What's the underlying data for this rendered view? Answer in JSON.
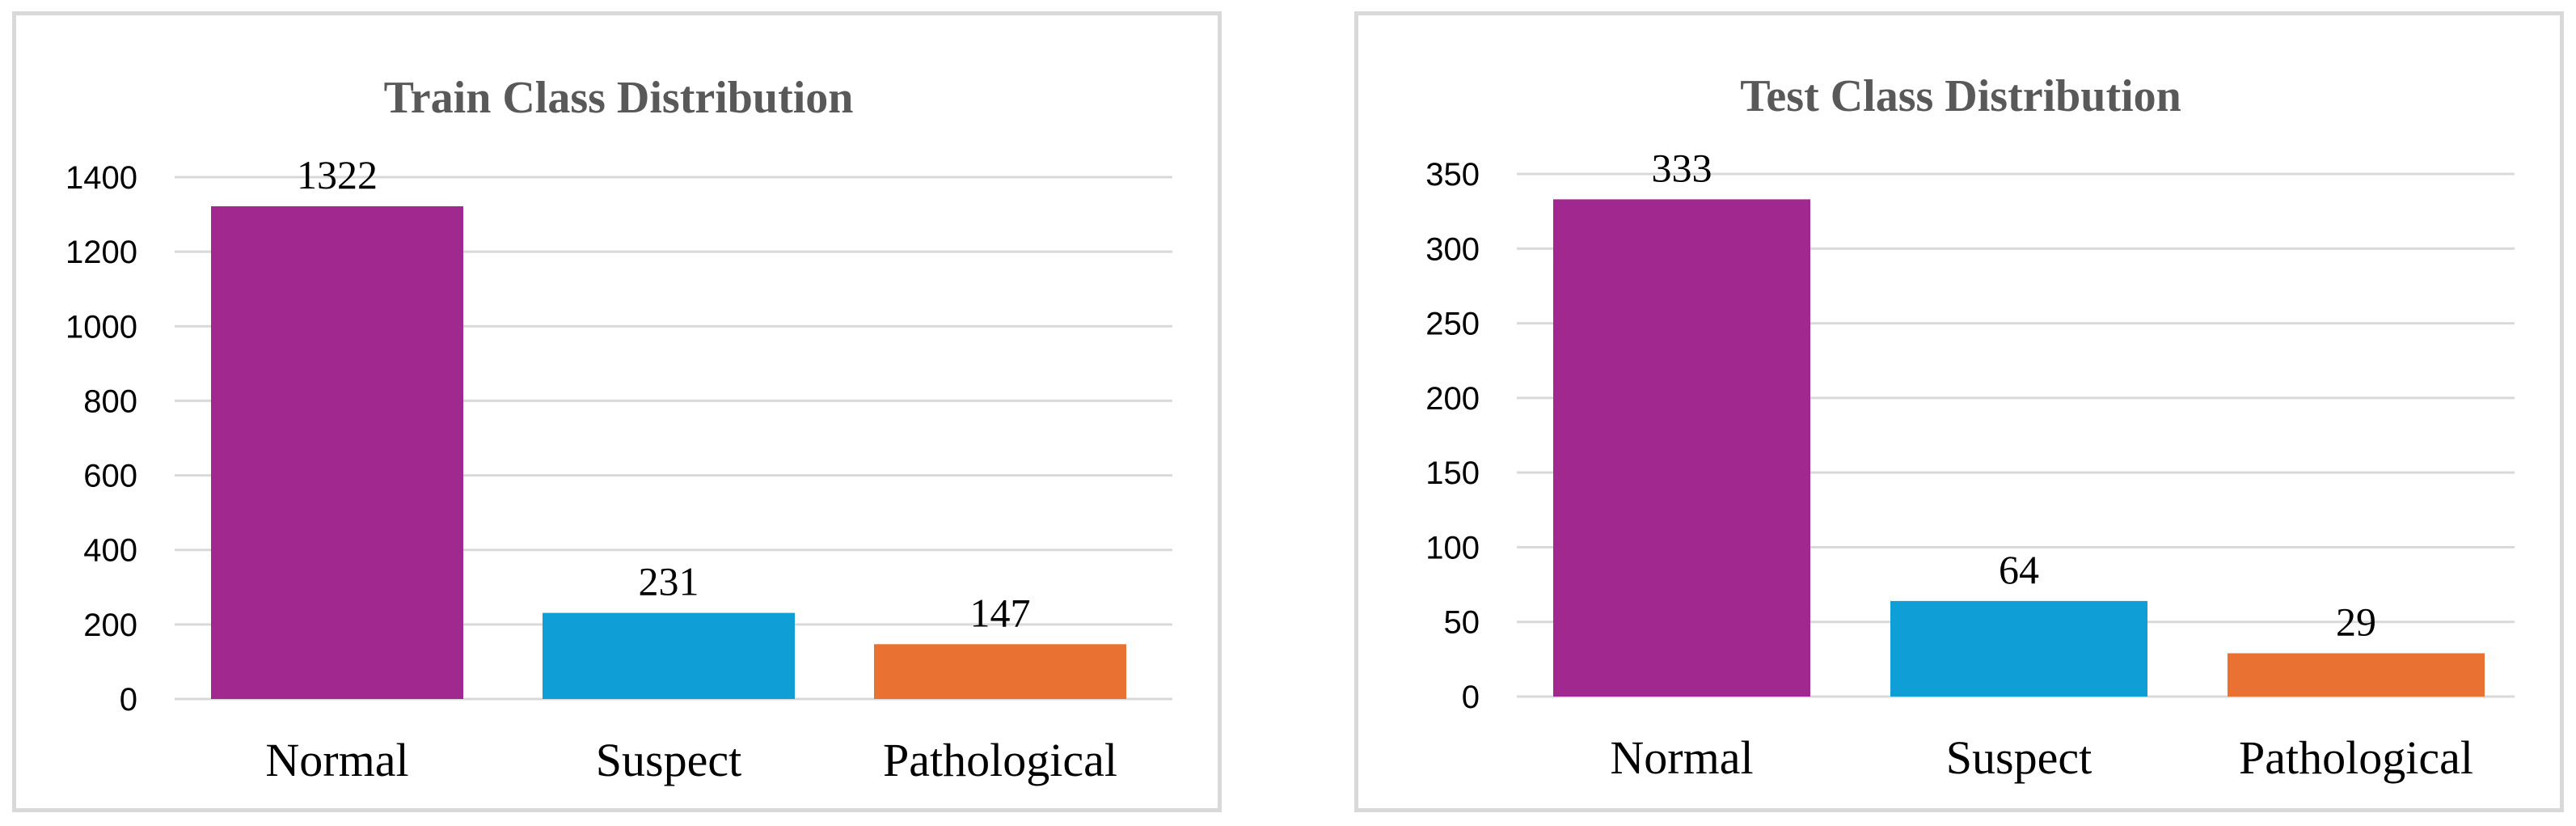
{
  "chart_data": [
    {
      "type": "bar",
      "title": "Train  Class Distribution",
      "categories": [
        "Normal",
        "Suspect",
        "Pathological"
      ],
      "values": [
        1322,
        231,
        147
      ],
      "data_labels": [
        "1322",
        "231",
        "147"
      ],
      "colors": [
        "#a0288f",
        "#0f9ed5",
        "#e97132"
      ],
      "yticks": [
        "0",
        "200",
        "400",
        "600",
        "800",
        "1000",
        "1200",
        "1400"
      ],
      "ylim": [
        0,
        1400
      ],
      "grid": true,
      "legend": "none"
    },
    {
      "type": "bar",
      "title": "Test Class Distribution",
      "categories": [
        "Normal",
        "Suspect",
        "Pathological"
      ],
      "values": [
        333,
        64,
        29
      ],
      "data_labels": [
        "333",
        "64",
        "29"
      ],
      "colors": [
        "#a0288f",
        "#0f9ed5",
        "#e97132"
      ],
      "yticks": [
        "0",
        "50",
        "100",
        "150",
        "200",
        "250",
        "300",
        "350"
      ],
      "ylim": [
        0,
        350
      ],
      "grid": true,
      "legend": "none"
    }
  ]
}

_Objective_: Give the number of lines where the string "Distribution" occurs, without any further text.

_Solved exercise_: 2